Please write out the material below exactly as given.

Input for this task →
___

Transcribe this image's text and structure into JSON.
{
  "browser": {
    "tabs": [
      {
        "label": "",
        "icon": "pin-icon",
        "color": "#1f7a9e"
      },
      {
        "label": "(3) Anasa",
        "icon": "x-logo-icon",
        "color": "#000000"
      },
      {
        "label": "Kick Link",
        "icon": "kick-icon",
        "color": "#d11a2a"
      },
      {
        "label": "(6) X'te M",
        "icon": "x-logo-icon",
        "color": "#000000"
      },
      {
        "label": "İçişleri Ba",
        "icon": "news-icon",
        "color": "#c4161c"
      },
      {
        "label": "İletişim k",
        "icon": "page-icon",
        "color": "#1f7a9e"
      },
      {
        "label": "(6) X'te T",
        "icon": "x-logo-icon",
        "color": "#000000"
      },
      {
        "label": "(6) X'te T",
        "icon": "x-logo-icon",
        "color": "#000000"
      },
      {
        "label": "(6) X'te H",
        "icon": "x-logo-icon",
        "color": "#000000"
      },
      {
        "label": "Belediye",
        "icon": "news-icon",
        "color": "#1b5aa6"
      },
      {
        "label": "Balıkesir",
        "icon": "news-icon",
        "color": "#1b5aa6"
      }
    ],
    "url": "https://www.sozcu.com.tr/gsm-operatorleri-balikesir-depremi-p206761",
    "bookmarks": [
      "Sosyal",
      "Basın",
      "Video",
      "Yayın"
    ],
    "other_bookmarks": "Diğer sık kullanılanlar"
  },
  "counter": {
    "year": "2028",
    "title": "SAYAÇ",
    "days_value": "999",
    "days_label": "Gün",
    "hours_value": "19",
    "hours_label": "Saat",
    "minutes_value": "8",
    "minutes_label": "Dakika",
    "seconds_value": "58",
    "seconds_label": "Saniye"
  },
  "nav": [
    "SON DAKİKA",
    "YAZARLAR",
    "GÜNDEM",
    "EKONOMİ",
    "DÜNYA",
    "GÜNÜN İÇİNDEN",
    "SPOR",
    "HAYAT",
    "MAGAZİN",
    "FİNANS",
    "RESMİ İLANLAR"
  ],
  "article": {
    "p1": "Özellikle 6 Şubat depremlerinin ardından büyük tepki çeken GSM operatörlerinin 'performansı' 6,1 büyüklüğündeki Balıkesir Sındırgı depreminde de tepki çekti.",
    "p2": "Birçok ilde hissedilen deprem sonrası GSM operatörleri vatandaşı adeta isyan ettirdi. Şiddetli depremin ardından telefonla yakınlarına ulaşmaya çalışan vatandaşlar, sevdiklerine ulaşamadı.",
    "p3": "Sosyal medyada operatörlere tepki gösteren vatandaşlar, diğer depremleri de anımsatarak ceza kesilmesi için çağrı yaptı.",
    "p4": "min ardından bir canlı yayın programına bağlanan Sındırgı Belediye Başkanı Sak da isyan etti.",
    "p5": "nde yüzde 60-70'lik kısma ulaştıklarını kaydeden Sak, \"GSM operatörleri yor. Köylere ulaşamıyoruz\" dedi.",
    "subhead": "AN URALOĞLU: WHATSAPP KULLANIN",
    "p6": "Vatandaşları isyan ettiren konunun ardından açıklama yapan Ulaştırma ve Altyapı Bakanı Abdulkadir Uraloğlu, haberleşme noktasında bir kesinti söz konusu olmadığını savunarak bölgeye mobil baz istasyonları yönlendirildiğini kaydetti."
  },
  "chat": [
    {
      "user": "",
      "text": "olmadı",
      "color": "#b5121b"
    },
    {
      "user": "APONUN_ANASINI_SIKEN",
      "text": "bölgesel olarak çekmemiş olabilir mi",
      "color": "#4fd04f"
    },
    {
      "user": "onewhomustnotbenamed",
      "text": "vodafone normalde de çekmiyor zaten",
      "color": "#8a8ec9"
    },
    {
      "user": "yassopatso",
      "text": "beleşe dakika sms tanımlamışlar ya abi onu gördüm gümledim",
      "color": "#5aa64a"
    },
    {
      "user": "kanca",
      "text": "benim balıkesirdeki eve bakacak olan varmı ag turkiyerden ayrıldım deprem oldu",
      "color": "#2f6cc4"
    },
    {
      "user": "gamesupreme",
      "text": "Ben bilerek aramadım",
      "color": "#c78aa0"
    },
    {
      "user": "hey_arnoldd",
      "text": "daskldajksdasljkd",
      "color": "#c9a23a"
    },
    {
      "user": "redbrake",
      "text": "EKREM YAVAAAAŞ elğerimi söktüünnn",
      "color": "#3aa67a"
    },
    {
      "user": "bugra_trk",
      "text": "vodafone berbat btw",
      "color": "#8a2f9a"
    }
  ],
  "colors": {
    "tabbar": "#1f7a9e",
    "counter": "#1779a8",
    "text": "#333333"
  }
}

___

The answer →
Transcribe this image's text and structure into JSON.
{
  "browser": {
    "tabs": [
      {
        "label": "",
        "icon": "pin-icon",
        "color": "#1f7a9e"
      },
      {
        "label": "(3) Anasa",
        "icon": "x-logo-icon",
        "color": "#000000"
      },
      {
        "label": "Kick Link",
        "icon": "kick-icon",
        "color": "#d11a2a"
      },
      {
        "label": "(6) X'te M",
        "icon": "x-logo-icon",
        "color": "#000000"
      },
      {
        "label": "İçişleri Ba",
        "icon": "news-icon",
        "color": "#c4161c"
      },
      {
        "label": "İletişim k",
        "icon": "page-icon",
        "color": "#1f7a9e"
      },
      {
        "label": "(6) X'te T",
        "icon": "x-logo-icon",
        "color": "#000000"
      },
      {
        "label": "(6) X'te T",
        "icon": "x-logo-icon",
        "color": "#000000"
      },
      {
        "label": "(6) X'te H",
        "icon": "x-logo-icon",
        "color": "#000000"
      },
      {
        "label": "Belediye",
        "icon": "news-icon",
        "color": "#1b5aa6"
      },
      {
        "label": "Balıkesir",
        "icon": "news-icon",
        "color": "#1b5aa6"
      }
    ],
    "url": "https://www.sozcu.com.tr/gsm-operatorleri-balikesir-depremi-p206761",
    "bookmarks": [
      "Sosyal",
      "Basın",
      "Video",
      "Yayın"
    ],
    "other_bookmarks": "Diğer sık kullanılanlar"
  },
  "counter": {
    "year": "2028",
    "title": "SAYAÇ",
    "days_value": "999",
    "days_label": "Gün",
    "hours_value": "19",
    "hours_label": "Saat",
    "minutes_value": "8",
    "minutes_label": "Dakika",
    "seconds_value": "58",
    "seconds_label": "Saniye"
  },
  "nav": [
    "SON DAKİKA",
    "YAZARLAR",
    "GÜNDEM",
    "EKONOMİ",
    "DÜNYA",
    "GÜNÜN İÇİNDEN",
    "SPOR",
    "HAYAT",
    "MAGAZİN",
    "FİNANS",
    "RESMİ İLANLAR"
  ],
  "article": {
    "p1": "Özellikle 6 Şubat depremlerinin ardından büyük tepki çeken GSM operatörlerinin 'performansı' 6,1 büyüklüğündeki Balıkesir Sındırgı depreminde de tepki çekti.",
    "p2": "Birçok ilde hissedilen deprem sonrası GSM operatörleri vatandaşı adeta isyan ettirdi. Şiddetli depremin ardından telefonla yakınlarına ulaşmaya çalışan vatandaşlar, sevdiklerine ulaşamadı.",
    "p3": "Sosyal medyada operatörlere tepki gösteren vatandaşlar, diğer depremleri de anımsatarak ceza kesilmesi için çağrı yaptı.",
    "p4": "min ardından bir canlı yayın programına bağlanan Sındırgı Belediye Başkanı Sak da isyan etti.",
    "p5": "nde yüzde 60-70'lik kısma ulaştıklarını kaydeden Sak, \"GSM operatörleri yor. Köylere ulaşamıyoruz\" dedi.",
    "subhead": "AN URALOĞLU: WHATSAPP KULLANIN",
    "p6": "Vatandaşları isyan ettiren konunun ardından açıklama yapan Ulaştırma ve Altyapı Bakanı Abdulkadir Uraloğlu, haberleşme noktasında bir kesinti söz konusu olmadığını savunarak bölgeye mobil baz istasyonları yönlendirildiğini kaydetti."
  },
  "chat": [
    {
      "user": "",
      "text": "olmadı",
      "color": "#b5121b"
    },
    {
      "user": "APONUN_ANASINI_SIKEN",
      "text": "bölgesel olarak çekmemiş olabilir mi",
      "color": "#4fd04f"
    },
    {
      "user": "onewhomustnotbenamed",
      "text": "vodafone normalde de çekmiyor zaten",
      "color": "#8a8ec9"
    },
    {
      "user": "yassopatso",
      "text": "beleşe dakika sms tanımlamışlar ya abi onu gördüm gümledim",
      "color": "#5aa64a"
    },
    {
      "user": "kanca",
      "text": "benim balıkesirdeki eve bakacak olan varmı ag turkiyerden ayrıldım deprem oldu",
      "color": "#2f6cc4"
    },
    {
      "user": "gamesupreme",
      "text": "Ben bilerek aramadım",
      "color": "#c78aa0"
    },
    {
      "user": "hey_arnoldd",
      "text": "daskldajksdasljkd",
      "color": "#c9a23a"
    },
    {
      "user": "redbrake",
      "text": "EKREM YAVAAAAŞ elğerimi söktüünnn",
      "color": "#3aa67a"
    },
    {
      "user": "bugra_trk",
      "text": "vodafone berbat btw",
      "color": "#8a2f9a"
    }
  ],
  "colors": {
    "tabbar": "#1f7a9e",
    "counter": "#1779a8",
    "text": "#333333"
  }
}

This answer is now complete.